● **STATED PROBLEM**
Provide an exact reproduction of every entry.

(Figure data in JSON)

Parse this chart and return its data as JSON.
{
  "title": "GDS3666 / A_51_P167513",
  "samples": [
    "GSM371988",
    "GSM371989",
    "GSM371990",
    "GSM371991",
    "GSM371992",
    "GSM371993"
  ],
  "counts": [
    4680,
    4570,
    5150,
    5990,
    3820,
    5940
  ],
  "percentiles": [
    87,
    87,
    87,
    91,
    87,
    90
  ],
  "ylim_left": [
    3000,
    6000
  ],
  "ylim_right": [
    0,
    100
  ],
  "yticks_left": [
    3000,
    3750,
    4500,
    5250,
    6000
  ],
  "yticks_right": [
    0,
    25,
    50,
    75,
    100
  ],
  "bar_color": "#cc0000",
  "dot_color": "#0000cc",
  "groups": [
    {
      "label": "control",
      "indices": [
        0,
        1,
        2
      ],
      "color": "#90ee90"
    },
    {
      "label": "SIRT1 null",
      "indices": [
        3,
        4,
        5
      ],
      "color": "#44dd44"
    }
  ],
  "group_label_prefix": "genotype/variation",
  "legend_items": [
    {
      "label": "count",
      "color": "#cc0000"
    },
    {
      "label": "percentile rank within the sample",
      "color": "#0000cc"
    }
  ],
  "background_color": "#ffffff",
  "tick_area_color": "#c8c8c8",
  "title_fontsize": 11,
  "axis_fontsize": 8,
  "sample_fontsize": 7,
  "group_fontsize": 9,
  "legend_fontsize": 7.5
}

● **WRITTEN SOLUTION**
Parse this chart and return its data as JSON.
{
  "title": "GDS3666 / A_51_P167513",
  "samples": [
    "GSM371988",
    "GSM371989",
    "GSM371990",
    "GSM371991",
    "GSM371992",
    "GSM371993"
  ],
  "counts": [
    4680,
    4570,
    5150,
    5990,
    3820,
    5940
  ],
  "percentiles": [
    87,
    87,
    87,
    91,
    87,
    90
  ],
  "ylim_left": [
    3000,
    6000
  ],
  "ylim_right": [
    0,
    100
  ],
  "yticks_left": [
    3000,
    3750,
    4500,
    5250,
    6000
  ],
  "yticks_right": [
    0,
    25,
    50,
    75,
    100
  ],
  "bar_color": "#cc0000",
  "dot_color": "#0000cc",
  "groups": [
    {
      "label": "control",
      "indices": [
        0,
        1,
        2
      ],
      "color": "#90ee90"
    },
    {
      "label": "SIRT1 null",
      "indices": [
        3,
        4,
        5
      ],
      "color": "#44dd44"
    }
  ],
  "group_label_prefix": "genotype/variation",
  "legend_items": [
    {
      "label": "count",
      "color": "#cc0000"
    },
    {
      "label": "percentile rank within the sample",
      "color": "#0000cc"
    }
  ],
  "background_color": "#ffffff",
  "tick_area_color": "#c8c8c8",
  "title_fontsize": 11,
  "axis_fontsize": 8,
  "sample_fontsize": 7,
  "group_fontsize": 9,
  "legend_fontsize": 7.5
}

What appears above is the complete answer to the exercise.